### [Given instruction]
Print the whole listing exactly.
----
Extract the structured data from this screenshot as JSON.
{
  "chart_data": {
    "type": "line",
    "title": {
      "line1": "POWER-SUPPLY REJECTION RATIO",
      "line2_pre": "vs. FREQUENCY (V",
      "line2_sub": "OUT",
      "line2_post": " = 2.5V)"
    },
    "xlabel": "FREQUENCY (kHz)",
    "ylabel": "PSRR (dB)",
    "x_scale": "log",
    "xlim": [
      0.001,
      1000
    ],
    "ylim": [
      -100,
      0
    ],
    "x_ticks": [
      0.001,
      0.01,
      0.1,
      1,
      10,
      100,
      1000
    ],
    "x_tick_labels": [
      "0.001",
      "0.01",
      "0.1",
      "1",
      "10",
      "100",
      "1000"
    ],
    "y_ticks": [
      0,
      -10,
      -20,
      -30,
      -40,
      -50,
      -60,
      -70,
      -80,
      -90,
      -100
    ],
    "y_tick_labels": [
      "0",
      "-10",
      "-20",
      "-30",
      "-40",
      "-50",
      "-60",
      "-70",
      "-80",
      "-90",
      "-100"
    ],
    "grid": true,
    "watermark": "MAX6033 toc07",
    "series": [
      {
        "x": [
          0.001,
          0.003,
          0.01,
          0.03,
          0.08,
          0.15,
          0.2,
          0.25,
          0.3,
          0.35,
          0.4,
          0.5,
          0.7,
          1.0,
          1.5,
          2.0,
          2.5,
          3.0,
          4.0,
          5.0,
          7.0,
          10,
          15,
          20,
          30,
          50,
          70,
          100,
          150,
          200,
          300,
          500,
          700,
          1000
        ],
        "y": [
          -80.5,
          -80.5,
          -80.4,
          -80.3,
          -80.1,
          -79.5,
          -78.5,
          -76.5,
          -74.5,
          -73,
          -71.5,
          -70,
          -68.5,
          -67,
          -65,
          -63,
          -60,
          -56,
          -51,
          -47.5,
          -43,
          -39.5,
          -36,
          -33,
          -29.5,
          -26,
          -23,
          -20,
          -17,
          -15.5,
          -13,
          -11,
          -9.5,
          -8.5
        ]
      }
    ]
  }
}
----
### [Reply]
Extract the structured data from this screenshot as JSON.
{
  "chart_data": {
    "type": "line",
    "title": {
      "line1": "POWER-SUPPLY REJECTION RATIO",
      "line2_pre": "vs. FREQUENCY (V",
      "line2_sub": "OUT",
      "line2_post": " = 2.5V)"
    },
    "xlabel": "FREQUENCY (kHz)",
    "ylabel": "PSRR (dB)",
    "x_scale": "log",
    "xlim": [
      0.001,
      1000
    ],
    "ylim": [
      -100,
      0
    ],
    "x_ticks": [
      0.001,
      0.01,
      0.1,
      1,
      10,
      100,
      1000
    ],
    "x_tick_labels": [
      "0.001",
      "0.01",
      "0.1",
      "1",
      "10",
      "100",
      "1000"
    ],
    "y_ticks": [
      0,
      -10,
      -20,
      -30,
      -40,
      -50,
      -60,
      -70,
      -80,
      -90,
      -100
    ],
    "y_tick_labels": [
      "0",
      "-10",
      "-20",
      "-30",
      "-40",
      "-50",
      "-60",
      "-70",
      "-80",
      "-90",
      "-100"
    ],
    "grid": true,
    "watermark": "MAX6033 toc07",
    "series": [
      {
        "x": [
          0.001,
          0.003,
          0.01,
          0.03,
          0.08,
          0.15,
          0.2,
          0.25,
          0.3,
          0.35,
          0.4,
          0.5,
          0.7,
          1.0,
          1.5,
          2.0,
          2.5,
          3.0,
          4.0,
          5.0,
          7.0,
          10,
          15,
          20,
          30,
          50,
          70,
          100,
          150,
          200,
          300,
          500,
          700,
          1000
        ],
        "y": [
          -80.5,
          -80.5,
          -80.4,
          -80.3,
          -80.1,
          -79.5,
          -78.5,
          -76.5,
          -74.5,
          -73,
          -71.5,
          -70,
          -68.5,
          -67,
          -65,
          -63,
          -60,
          -56,
          -51,
          -47.5,
          -43,
          -39.5,
          -36,
          -33,
          -29.5,
          -26,
          -23,
          -20,
          -17,
          -15.5,
          -13,
          -11,
          -9.5,
          -8.5
        ]
      }
    ]
  }
}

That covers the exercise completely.